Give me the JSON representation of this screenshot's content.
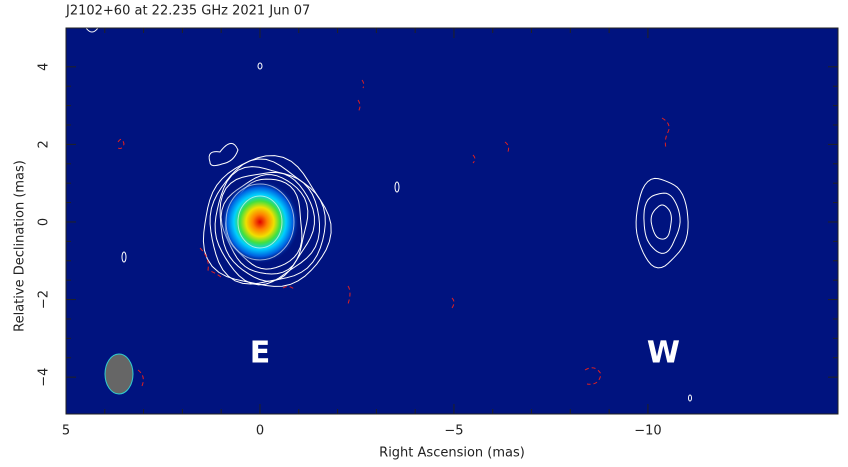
{
  "chart_data": {
    "type": "image",
    "title": "J2102+60 at 22.235 GHz 2021 Jun 07",
    "x_label": "Right Ascension  (mas)",
    "y_label": "Relative Declination  (mas)",
    "xlim": [
      5,
      -14.9
    ],
    "ylim": [
      -4.95,
      5
    ],
    "xticks": [
      5,
      0,
      {
        "value": -5,
        "label": "−5"
      },
      {
        "value": -10,
        "label": "−10"
      }
    ],
    "yticks": [
      4,
      2,
      0,
      {
        "value": -2,
        "label": "−2"
      },
      {
        "value": -4,
        "label": "−4"
      }
    ],
    "components": [
      {
        "x": 0,
        "y": 0
      },
      {
        "x": -10.3,
        "y": 0
      }
    ],
    "annotations": [
      {
        "text": "E",
        "x": 0,
        "y": -3.4
      },
      {
        "text": "W",
        "x": -10.4,
        "y": -3.4
      }
    ],
    "background": "#00137f"
  }
}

**Aim**
Leave out the pictures and output the rest of the material exactly as written.

**Answer to the task**
Give me the JSON representation of this screenshot's content.
{
  "chart_data": {
    "type": "image",
    "title": "J2102+60 at 22.235 GHz 2021 Jun 07",
    "x_label": "Right Ascension  (mas)",
    "y_label": "Relative Declination  (mas)",
    "xlim": [
      5,
      -14.9
    ],
    "ylim": [
      -4.95,
      5
    ],
    "xticks": [
      5,
      0,
      {
        "value": -5,
        "label": "−5"
      },
      {
        "value": -10,
        "label": "−10"
      }
    ],
    "yticks": [
      4,
      2,
      0,
      {
        "value": -2,
        "label": "−2"
      },
      {
        "value": -4,
        "label": "−4"
      }
    ],
    "components": [
      {
        "x": 0,
        "y": 0
      },
      {
        "x": -10.3,
        "y": 0
      }
    ],
    "annotations": [
      {
        "text": "E",
        "x": 0,
        "y": -3.4
      },
      {
        "text": "W",
        "x": -10.4,
        "y": -3.4
      }
    ],
    "background": "#00137f"
  }
}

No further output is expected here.